Why the Relational Knowledge Graph System (RKGS)?

Learn the benefits of using RelationalAI’s Relational Knowledge Graph System.

This guide introduces you to RelationalAI’s Relational Knowledge Graph System (RKGS).

Overview

RelationalAI’s RKGS is a new type of database management system that combines the relational paradigm with the world of knowledge graphs. The RKGS is designed in a cloud-native way and follows a data-centric approach: Data and application logic are managed together within the database.

Together with Rel — RelationalAI’s declarative modeling language — users are able to express complex modeling ideas naturally in terms of relations and first-order logic and at the same time take full advantage of all the capabilities the RKGS provides.

So what does this all mean? The relational paradigm (opens in a new tab) means that data are managed relationally, similar to a traditional SQL RDBMS. Like these systems, the RKGS uses a query optimizer to automate complex tasks such as algorithm selection. The RKGS pushes this strategy further by utilizing a fully normalized data approach called Graph Normal Form — or GNF for short. In the RKGS, all information, such as a product’s color or an employee-employer relationship, is expressed by a relation.

This approach lets the RKGS support the flexibility and extensibility required for modern knowledge graph applications: Because relations are fully-normalized, your database grows organically, eliminating the need to create new schemas or move data for new business problems.

While the RKGS excels at knowledge graph queries, it also lets you represent graph data any way you want: as tables, data frames, key-value pairs, and just about anything else you need to connect different domains across your organization.

Also, because the RKGS stores logic alongside data, you don’t need to replicate logic for each application. Intermediate results — think views in a traditional RDBMS — are stored in the database, such that changes to data automatically update results that depend on this data. Storing logic in the database ensures that the amount of data that need to be touched or created to hold intermediate results is kept to a minimum.

The RKGS also lets you apply domain knowledge to data as they come in; you can apply integrity constraints that ensure that new data conform to application logic. While many relational systems let you apply such constraints to individual tables (relations), the RKGS manages integrity constraints on the database-level and therefore lets you naturally express constraints that involve multiple relations.

The RKGS is a cloud-native system. At a basic level, this means that you don’t need to manage software or hardware on-premise. However, the RKGS also takes advantage of flexible cloud storage and the separation of data from computation afforded by the cloud.

As noted, by storing data in GNF, the RKGS reduces data duplication within your database. Building on this strategy, the RKGS, like other cloud-native systems, uses immutable data to reduce data duplication across databases. Immutable data enable capabilities such as “zero-copy cloning” and “time travel”.

The cloud nativity of the RKGS also means that data storage and query computation are decoupled, meaning storage and computation can be scaled independently of each other. This approach is ideal for data and computationally heavy applications. It is also possible to assign dedicated engines to processes or users, enabling concurrent multi-workloads without competition for computing resources.

The following sections explore the points above in more detail.

Data Centricity: Data and Logic in the Database

The RKGS lets you include logic in your database that generates new data. For example, you might have data that state that Jing is the father of Jane, and Jane is the mother of Tran. You could then declare logic stating that “all parents of parents are grandparents,” meaning that Jing is the grandfather of Tran. The latter is an example of derived data. As you make changes elsewhere in your application, the RKGS incrementally updates these derivations.

Written instruction A:
In the RKGS guide, write out the passage from "This guide introduces" up to and including "the RKGS provides.", substituting "predicate logic" for "first-order logic".
Written instruction B:
Return, unchanged, the lines of the listing from the line with "dropdown-option[interactable]: STAR <box>21" up to and including the line with "dropdown-option[interactable]: Brief, Execute, Debrief".
The listing has nothing to do with the RKGS guide.

[Source data]
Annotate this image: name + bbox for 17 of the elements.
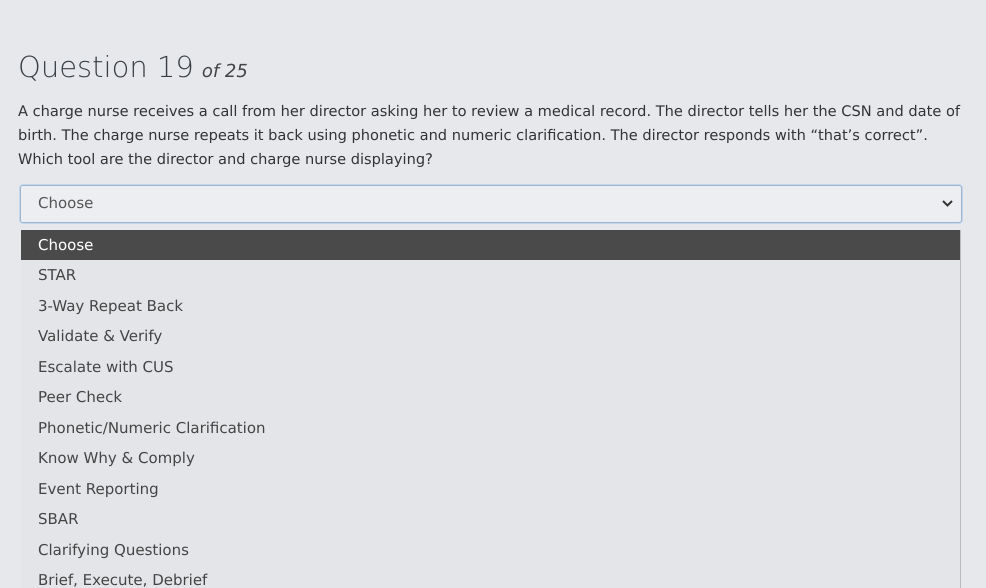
dropdown-option[interactable]: STAR <box>21 260 960 290</box>
chevron-down-icon <box>942 200 953 207</box>
dropdown-option[interactable]: Peer Check <box>21 382 960 412</box>
dropdown-option[interactable]: Choose <box>21 230 960 260</box>
dropdown-option[interactable]: Escalate with CUS <box>21 352 960 382</box>
dropdown-option[interactable]: Brief, Execute, Debrief <box>21 565 960 588</box>
question-count: of 25 <box>202 60 248 84</box>
question-text: A charge nurse receives a call from her director asking her to review a medical record. The director tells her the CSN and date of birth. The charge nurse repeats it back using phonetic and numeric clarification. The director responds with “that’s correct”. Which tool are the director and charge nurse displaying? <box>18 102 962 170</box>
dropdown-option[interactable]: Know Why & Comply <box>21 443 960 474</box>
dropdown-option[interactable]: Clarifying Questions <box>21 534 960 565</box>
answer-dropdown[interactable]: Choose <box>20 184 962 222</box>
dropdown-option[interactable]: 3-Way Repeat Back <box>21 290 960 321</box>
dropdown-option[interactable]: Validate & Verify <box>21 321 960 352</box>
dropdown-option[interactable]: Event Reporting <box>21 474 960 504</box>
dropdown-option[interactable]: Phonetic/Numeric Clarification <box>21 412 960 443</box>
dropdown-option[interactable]: SBAR <box>21 504 960 534</box>
question-title: Question 19 <box>18 49 194 86</box>
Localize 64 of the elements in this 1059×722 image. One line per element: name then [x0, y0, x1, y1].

Exercise output A:
This guide introduces you to RelationalAI’s Relational Knowledge Graph System (RKGS).

Overview

RelationalAI’s RKGS is a new type of database management system that combines the relational paradigm with the world of knowledge graphs. The RKGS is designed in a cloud-native way and follows a data-centric approach: Data and application logic are managed together within the database.

Together with Rel — RelationalAI’s declarative modeling language — users are able to express complex modeling ideas naturally in terms of relations and predicate logic and at the same time take full advantage of all the capabilities the RKGS provides.

Exercise output B:
dropdown-option[interactable]: STAR <box>21 260 960 290</box>
chevron-down-icon <box>942 200 953 207</box>
dropdown-option[interactable]: Peer Check <box>21 382 960 412</box>
dropdown-option[interactable]: Choose <box>21 230 960 260</box>
dropdown-option[interactable]: Escalate with CUS <box>21 352 960 382</box>
dropdown-option[interactable]: Brief, Execute, Debrief <box>21 565 960 588</box>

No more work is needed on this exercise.